## WHAT IS BEING ASKED
Can you reproduce the listing, unchanged, from its first line through the line containing "fact-time: Time CET/UTC", including both ends?

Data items
☆ ☆ ☆ ☆
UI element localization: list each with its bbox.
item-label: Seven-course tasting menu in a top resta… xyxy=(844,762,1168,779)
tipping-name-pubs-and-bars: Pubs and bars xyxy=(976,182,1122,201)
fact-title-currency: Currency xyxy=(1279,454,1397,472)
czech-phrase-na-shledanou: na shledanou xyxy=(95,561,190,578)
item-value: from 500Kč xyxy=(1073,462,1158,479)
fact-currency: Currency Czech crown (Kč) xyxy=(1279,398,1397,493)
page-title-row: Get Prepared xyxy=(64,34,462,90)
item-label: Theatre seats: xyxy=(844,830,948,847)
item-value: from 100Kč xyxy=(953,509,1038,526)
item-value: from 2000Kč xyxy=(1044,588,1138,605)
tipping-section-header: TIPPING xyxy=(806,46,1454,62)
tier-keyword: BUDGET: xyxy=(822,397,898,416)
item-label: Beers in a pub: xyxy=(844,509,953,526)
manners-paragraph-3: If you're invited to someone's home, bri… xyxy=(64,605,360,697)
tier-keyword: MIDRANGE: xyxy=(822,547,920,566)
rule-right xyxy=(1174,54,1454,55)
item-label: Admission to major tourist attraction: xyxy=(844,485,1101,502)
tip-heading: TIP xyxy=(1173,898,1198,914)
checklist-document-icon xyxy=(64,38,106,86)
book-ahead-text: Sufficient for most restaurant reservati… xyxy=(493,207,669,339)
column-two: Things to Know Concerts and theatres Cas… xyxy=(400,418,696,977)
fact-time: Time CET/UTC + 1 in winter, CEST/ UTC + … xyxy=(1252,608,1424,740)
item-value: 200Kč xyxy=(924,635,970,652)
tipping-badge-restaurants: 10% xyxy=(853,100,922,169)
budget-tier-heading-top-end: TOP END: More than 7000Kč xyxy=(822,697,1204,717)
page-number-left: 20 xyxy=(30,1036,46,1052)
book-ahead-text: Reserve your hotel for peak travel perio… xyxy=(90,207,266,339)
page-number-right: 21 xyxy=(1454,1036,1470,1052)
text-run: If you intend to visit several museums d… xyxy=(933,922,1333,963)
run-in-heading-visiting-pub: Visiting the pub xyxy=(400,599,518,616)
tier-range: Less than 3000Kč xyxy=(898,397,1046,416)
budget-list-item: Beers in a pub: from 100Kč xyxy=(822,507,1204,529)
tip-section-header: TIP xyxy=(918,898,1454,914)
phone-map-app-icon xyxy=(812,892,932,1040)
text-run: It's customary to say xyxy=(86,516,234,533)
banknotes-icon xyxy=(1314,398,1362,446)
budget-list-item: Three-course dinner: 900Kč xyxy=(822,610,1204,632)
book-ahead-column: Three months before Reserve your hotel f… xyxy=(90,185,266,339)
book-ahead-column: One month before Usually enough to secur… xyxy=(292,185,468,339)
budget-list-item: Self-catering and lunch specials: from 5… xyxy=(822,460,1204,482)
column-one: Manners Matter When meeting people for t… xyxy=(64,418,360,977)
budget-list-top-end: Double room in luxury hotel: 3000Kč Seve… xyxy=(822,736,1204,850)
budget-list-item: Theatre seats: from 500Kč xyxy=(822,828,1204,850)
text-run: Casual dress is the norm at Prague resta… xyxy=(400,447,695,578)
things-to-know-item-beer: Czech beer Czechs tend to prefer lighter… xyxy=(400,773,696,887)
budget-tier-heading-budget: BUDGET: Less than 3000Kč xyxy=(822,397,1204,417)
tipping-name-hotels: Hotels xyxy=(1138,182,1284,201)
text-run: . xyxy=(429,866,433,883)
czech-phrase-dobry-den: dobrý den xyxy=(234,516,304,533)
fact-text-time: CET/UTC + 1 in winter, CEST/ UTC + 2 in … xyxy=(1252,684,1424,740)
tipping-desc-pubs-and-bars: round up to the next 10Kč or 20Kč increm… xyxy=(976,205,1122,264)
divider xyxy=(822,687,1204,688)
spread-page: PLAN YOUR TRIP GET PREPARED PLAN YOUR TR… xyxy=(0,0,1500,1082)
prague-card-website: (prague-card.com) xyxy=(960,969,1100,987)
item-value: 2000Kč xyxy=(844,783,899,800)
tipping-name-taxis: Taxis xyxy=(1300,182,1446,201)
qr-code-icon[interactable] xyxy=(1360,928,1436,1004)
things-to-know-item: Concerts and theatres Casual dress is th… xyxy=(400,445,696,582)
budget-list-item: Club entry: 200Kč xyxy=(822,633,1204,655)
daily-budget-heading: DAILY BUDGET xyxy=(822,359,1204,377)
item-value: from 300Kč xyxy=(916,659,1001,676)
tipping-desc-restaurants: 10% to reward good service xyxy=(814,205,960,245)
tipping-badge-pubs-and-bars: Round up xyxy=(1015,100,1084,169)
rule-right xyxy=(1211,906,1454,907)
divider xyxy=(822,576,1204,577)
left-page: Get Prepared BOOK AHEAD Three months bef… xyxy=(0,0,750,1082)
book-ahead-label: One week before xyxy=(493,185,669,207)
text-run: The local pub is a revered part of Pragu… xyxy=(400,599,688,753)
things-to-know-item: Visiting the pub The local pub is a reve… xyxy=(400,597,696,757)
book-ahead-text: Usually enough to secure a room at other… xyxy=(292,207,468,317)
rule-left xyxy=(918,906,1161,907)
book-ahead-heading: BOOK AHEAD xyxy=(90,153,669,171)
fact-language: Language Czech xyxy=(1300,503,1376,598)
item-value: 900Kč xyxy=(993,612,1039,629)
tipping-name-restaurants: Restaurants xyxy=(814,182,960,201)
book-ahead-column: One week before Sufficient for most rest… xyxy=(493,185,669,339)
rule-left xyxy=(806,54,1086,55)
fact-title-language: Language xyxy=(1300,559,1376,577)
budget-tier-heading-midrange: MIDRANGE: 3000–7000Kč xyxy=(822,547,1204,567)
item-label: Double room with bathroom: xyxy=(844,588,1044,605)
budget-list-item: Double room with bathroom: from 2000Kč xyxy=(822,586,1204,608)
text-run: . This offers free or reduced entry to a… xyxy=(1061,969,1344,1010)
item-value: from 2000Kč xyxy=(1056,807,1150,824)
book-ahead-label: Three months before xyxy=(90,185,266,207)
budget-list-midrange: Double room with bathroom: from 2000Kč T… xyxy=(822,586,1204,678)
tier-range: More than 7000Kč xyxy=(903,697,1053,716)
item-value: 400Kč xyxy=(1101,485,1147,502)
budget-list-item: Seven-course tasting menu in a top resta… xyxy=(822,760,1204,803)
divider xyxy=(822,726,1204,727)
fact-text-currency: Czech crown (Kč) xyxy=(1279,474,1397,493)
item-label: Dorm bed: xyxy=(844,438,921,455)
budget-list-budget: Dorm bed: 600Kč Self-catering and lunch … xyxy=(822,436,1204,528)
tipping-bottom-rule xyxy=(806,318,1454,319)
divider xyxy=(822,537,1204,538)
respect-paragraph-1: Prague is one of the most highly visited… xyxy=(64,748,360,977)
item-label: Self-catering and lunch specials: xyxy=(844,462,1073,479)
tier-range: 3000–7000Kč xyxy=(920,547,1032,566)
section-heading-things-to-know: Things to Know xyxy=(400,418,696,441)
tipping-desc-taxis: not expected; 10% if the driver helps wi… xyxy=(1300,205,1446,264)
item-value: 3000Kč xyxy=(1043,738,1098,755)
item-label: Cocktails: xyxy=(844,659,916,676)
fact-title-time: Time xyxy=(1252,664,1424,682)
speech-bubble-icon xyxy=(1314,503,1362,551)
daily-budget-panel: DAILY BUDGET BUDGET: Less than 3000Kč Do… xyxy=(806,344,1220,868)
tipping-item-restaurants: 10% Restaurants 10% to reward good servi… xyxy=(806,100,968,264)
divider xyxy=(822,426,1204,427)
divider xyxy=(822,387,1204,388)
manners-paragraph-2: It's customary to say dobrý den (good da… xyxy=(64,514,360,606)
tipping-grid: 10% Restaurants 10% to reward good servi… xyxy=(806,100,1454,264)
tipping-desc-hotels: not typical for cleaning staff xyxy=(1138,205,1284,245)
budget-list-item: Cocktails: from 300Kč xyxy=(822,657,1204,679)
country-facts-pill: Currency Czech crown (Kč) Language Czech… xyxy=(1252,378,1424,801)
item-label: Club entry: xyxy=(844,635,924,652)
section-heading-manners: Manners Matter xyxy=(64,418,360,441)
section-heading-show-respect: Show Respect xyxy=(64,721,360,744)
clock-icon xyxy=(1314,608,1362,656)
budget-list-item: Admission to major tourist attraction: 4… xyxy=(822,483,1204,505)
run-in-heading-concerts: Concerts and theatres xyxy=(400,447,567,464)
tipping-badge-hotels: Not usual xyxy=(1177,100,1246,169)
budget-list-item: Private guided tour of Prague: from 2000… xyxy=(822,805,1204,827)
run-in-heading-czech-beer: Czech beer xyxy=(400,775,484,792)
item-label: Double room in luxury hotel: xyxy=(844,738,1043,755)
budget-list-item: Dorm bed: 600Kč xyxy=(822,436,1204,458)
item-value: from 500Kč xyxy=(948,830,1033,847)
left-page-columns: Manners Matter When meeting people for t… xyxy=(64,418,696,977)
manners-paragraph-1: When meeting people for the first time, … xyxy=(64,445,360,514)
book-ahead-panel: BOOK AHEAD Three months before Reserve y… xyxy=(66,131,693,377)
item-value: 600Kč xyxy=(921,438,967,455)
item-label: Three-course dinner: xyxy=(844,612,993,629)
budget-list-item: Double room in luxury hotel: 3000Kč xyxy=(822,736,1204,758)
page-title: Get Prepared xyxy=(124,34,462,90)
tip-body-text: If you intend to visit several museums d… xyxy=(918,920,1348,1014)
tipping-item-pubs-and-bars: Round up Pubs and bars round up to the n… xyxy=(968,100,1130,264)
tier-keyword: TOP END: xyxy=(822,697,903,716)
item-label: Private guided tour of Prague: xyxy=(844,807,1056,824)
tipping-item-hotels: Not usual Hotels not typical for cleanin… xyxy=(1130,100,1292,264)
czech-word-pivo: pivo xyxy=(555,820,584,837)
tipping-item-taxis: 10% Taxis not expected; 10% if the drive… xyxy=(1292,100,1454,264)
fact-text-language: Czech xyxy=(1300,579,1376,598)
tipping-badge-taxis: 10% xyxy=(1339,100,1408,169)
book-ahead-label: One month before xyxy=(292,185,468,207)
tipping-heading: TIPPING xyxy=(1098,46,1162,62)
☆ ☆ ☆ ☆
## RESPONSE TO THIS EXERCISE
UI element localization: list each with its bbox.
item-label: Seven-course tasting menu in a top resta… xyxy=(844,762,1168,779)
tipping-name-pubs-and-bars: Pubs and bars xyxy=(976,182,1122,201)
fact-title-currency: Currency xyxy=(1279,454,1397,472)
czech-phrase-na-shledanou: na shledanou xyxy=(95,561,190,578)
item-value: from 500Kč xyxy=(1073,462,1158,479)
fact-currency: Currency Czech crown (Kč) xyxy=(1279,398,1397,493)
page-title-row: Get Prepared xyxy=(64,34,462,90)
item-label: Theatre seats: xyxy=(844,830,948,847)
item-value: from 100Kč xyxy=(953,509,1038,526)
item-value: from 2000Kč xyxy=(1044,588,1138,605)
tipping-section-header: TIPPING xyxy=(806,46,1454,62)
tier-keyword: BUDGET: xyxy=(822,397,898,416)
item-label: Beers in a pub: xyxy=(844,509,953,526)
manners-paragraph-3: If you're invited to someone's home, bri… xyxy=(64,605,360,697)
tier-keyword: MIDRANGE: xyxy=(822,547,920,566)
rule-right xyxy=(1174,54,1454,55)
item-label: Admission to major tourist attraction: xyxy=(844,485,1101,502)
tip-heading: TIP xyxy=(1173,898,1198,914)
checklist-document-icon xyxy=(64,38,106,86)
book-ahead-text: Sufficient for most restaurant reservati… xyxy=(493,207,669,339)
column-two: Things to Know Concerts and theatres Cas… xyxy=(400,418,696,977)
fact-time: Time CET/UTC + 1 in winter, CEST/ UTC + … xyxy=(1252,608,1424,740)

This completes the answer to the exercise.